**** SUPPLIED ENTRIES ****

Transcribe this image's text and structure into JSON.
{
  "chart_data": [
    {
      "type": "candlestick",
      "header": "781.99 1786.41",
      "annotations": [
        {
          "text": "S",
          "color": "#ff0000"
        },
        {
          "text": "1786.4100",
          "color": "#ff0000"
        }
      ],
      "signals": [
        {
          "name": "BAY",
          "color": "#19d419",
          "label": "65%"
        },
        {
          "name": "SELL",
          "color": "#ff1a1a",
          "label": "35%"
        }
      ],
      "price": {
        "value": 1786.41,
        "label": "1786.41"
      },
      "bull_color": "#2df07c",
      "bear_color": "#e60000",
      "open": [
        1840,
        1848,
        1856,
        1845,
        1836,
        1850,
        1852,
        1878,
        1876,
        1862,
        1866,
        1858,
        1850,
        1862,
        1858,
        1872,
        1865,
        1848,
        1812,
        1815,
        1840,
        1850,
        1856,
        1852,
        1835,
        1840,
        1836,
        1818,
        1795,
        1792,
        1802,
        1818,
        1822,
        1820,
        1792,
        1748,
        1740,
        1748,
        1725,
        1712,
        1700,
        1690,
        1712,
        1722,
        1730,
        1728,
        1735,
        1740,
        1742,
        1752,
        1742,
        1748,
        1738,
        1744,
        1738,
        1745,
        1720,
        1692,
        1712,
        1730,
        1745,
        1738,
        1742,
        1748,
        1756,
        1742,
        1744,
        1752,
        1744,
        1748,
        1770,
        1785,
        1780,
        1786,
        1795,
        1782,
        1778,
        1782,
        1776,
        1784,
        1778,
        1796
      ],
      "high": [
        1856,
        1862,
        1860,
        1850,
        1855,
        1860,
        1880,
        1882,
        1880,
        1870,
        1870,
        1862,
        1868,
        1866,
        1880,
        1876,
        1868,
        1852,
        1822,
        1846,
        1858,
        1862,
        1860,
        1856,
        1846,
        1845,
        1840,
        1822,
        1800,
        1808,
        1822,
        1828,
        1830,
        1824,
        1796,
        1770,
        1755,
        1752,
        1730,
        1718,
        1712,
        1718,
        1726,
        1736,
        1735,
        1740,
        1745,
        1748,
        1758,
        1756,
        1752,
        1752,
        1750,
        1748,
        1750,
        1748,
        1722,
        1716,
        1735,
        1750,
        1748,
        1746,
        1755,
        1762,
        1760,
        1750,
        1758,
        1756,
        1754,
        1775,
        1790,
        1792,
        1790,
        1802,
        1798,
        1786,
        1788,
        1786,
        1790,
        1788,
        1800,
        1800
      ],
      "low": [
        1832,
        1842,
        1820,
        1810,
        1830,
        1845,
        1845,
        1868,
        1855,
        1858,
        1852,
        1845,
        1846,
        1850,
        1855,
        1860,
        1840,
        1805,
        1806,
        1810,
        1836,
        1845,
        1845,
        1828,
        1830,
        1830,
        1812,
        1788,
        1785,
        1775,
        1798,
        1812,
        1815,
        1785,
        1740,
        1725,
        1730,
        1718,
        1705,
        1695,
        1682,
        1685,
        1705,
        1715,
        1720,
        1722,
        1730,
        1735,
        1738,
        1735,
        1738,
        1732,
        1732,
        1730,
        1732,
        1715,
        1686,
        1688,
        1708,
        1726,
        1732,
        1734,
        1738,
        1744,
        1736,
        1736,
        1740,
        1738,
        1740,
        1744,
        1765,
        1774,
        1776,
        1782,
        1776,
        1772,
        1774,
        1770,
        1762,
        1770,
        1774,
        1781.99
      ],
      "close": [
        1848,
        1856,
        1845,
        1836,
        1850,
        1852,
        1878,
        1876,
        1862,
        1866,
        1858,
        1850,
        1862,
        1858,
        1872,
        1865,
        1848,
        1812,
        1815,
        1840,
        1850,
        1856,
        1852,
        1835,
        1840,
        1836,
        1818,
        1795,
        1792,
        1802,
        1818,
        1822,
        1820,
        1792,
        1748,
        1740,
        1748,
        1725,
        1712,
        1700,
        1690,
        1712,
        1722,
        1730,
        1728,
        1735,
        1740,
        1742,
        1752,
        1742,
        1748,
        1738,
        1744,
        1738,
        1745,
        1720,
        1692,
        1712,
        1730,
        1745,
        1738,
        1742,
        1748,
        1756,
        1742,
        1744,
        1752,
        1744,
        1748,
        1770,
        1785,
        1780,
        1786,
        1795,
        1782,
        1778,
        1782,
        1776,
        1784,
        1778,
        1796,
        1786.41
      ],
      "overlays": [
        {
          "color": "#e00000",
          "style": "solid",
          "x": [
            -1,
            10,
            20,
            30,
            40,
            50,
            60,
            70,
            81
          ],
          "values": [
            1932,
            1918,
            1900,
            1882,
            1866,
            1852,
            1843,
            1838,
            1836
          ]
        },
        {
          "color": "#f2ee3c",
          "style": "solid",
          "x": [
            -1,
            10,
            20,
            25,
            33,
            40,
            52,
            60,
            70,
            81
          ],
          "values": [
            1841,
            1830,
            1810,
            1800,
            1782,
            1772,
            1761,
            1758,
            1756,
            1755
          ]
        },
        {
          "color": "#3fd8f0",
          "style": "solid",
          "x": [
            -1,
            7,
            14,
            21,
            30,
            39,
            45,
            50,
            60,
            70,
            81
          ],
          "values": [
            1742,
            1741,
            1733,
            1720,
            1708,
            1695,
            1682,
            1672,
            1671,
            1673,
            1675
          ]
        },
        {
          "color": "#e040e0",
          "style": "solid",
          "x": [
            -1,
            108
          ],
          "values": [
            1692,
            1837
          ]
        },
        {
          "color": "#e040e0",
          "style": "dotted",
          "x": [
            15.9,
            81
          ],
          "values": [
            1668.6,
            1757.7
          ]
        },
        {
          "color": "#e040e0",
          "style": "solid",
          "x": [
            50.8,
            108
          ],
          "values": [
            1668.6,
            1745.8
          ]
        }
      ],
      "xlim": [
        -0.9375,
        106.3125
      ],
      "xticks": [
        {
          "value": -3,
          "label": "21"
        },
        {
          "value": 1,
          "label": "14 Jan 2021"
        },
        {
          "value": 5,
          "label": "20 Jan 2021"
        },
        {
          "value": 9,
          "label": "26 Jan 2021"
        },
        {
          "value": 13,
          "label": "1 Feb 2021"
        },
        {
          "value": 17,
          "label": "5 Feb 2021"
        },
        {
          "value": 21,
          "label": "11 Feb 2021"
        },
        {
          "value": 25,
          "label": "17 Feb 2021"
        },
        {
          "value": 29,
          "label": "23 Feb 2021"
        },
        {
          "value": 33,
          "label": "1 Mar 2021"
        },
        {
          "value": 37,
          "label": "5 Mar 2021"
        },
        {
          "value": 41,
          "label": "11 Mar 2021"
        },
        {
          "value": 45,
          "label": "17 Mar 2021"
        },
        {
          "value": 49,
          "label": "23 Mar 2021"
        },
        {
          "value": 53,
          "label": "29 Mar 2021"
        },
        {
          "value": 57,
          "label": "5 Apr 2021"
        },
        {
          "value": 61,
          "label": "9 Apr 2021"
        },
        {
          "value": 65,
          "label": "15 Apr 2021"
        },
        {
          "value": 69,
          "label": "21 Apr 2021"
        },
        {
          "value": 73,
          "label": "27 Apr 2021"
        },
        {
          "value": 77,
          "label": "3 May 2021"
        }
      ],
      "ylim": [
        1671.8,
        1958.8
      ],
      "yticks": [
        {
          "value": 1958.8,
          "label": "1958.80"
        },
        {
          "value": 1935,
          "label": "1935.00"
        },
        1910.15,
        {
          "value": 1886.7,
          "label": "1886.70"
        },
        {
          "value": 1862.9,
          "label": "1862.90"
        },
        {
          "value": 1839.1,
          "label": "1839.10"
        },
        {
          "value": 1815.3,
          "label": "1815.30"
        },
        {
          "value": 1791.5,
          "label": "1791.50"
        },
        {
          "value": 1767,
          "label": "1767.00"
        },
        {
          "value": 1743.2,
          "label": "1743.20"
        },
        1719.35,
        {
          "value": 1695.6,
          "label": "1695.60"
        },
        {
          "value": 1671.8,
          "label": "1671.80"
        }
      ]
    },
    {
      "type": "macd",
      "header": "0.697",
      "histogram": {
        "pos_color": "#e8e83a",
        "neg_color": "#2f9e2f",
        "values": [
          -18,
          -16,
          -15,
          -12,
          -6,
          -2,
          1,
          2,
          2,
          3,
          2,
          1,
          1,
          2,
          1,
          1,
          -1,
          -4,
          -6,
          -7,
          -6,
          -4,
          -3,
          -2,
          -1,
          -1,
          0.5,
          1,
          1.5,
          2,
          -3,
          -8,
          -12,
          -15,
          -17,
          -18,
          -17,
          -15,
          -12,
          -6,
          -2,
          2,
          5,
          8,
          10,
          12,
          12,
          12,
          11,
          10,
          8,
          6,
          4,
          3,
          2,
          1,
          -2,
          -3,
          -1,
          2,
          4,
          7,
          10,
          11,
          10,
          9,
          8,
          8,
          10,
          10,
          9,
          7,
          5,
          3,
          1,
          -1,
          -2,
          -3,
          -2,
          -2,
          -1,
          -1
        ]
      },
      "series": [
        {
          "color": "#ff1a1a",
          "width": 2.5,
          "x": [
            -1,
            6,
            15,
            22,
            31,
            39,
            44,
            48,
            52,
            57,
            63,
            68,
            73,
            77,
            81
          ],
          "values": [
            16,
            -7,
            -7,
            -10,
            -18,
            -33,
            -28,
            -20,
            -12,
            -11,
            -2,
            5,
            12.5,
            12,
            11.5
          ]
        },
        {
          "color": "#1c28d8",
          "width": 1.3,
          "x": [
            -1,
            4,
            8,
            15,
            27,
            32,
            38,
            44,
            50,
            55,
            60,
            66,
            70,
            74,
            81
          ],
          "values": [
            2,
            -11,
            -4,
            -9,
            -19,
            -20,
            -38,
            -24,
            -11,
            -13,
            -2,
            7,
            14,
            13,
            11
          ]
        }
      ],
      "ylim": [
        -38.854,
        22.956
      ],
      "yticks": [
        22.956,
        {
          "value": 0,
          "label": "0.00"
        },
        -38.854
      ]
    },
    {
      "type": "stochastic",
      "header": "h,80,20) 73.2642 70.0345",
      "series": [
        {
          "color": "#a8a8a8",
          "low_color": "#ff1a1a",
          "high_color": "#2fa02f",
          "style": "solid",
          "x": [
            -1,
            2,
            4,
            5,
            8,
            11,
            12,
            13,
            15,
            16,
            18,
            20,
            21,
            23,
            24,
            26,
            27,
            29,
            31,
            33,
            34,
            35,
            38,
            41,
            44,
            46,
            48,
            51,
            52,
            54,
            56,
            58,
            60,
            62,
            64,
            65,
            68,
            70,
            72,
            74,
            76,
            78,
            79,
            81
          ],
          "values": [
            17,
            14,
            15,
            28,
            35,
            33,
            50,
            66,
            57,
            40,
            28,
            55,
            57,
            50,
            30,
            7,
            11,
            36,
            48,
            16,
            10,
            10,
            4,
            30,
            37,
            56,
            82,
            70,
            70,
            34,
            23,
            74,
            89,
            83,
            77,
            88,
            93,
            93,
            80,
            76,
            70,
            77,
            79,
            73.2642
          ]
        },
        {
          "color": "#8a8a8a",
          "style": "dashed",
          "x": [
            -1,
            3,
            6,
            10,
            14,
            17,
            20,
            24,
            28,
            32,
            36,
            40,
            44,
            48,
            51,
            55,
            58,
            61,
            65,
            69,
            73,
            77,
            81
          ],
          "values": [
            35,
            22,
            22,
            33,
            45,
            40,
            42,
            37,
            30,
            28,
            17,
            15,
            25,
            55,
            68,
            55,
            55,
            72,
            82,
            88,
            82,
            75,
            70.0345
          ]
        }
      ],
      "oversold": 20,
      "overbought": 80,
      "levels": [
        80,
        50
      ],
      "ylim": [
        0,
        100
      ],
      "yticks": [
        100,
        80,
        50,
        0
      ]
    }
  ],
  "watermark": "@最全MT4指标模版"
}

****

• **WRITTEN REQUEST**:
Your answer should be a single number: the count of lines holding the word "text".

• **THE COMPLETED TASK**:
3